start RECORDS PROVIDED

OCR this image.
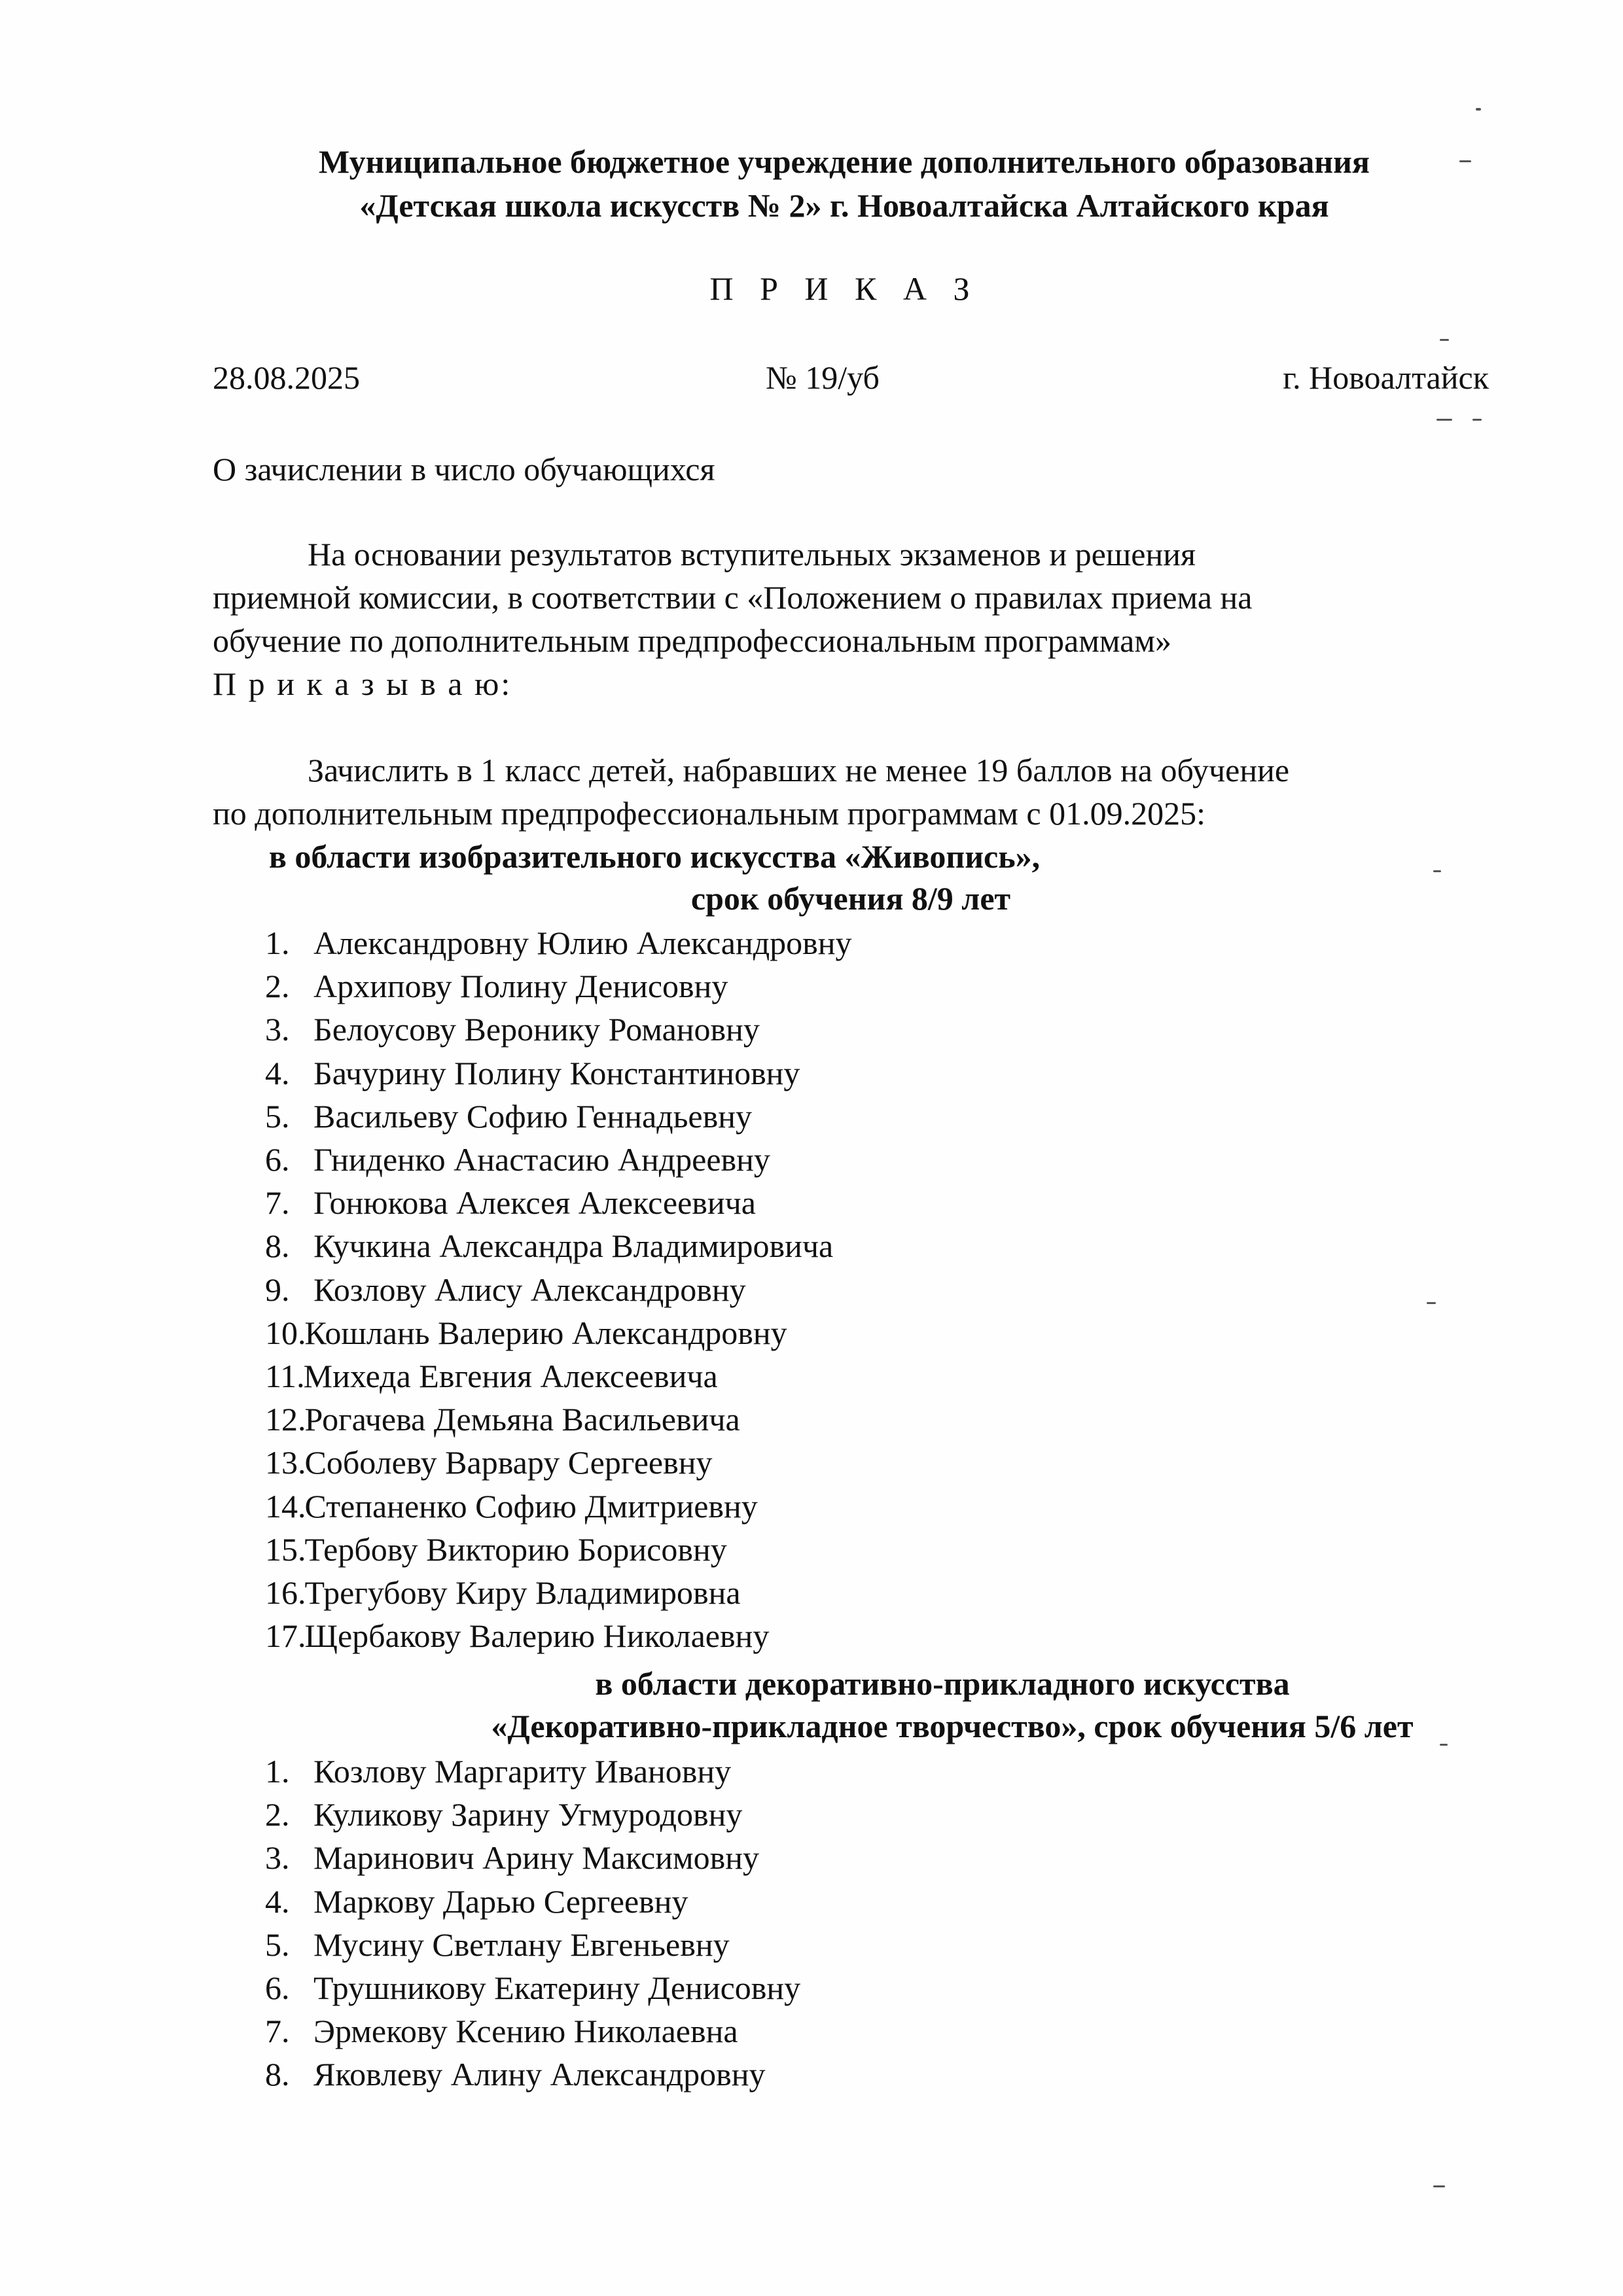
Муниципальное бюджетное учреждение дополнительного образования
«Детская школа искусств № 2» г. Новоалтайска Алтайского края
П Р И К А З
28.08.2025	№ 19/уб	г. Новоалтайск
О зачислении в число обучающихся
На основании результатов вступительных экзаменов и решения
приемной комиссии, в соответствии с «Положением о правилах приема на
обучение по дополнительным предпрофессиональным программам»
П р и к а з ы в а ю:
Зачислить в 1 класс детей, набравших не менее 19 баллов на обучение
по дополнительным предпрофессиональным программам с 01.09.2025:
в области изобразительного искусства «Живопись»,
срок обучения 8/9 лет
1. Александровну Юлию Александровну
2. Архипову Полину Денисовну
3. Белоусову Веронику Романовну
4. Бачурину Полину Константиновну
5. Васильеву Софию Геннадьевну
6. Гниденко Анастасию Андреевну
7. Гонюкова Алексея Алексеевича
8. Кучкина Александра Владимировича
9. Козлову Алису Александровну
10.Кошлань Валерию Александровну
11.Михеда Евгения Алексеевича
12.Рогачева Демьяна Васильевича
13.Соболеву Варвару Сергеевну
14.Степаненко Софию Дмитриевну
15.Тербову Викторию Борисовну
16.Трегубову Киру Владимировна
17.Щербакову Валерию Николаевну
в области декоративно-прикладного искусства
«Декоративно-прикладное творчество», срок обучения 5/6 лет
1. Козлову Маргариту Ивановну
2. Куликову Зарину Угмуродовну
3. Маринович Арину Максимовну
4. Маркову Дарью Сергеевну
5. Мусину Светлану Евгеньевну
6. Трушникову Екатерину Денисовну
7. Эрмекову Ксению Николаевна
8. Яковлеву Алину Александровну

end RECORDS PROVIDED

▸ **TASK BRIEF**:
Extract each line from the entries above that contains the string "программам".

▸ **ANSWER FOR THE TASK**:
обучение по дополнительным предпрофессиональным программам»
по дополнительным предпрофессиональным программам с 01.09.2025:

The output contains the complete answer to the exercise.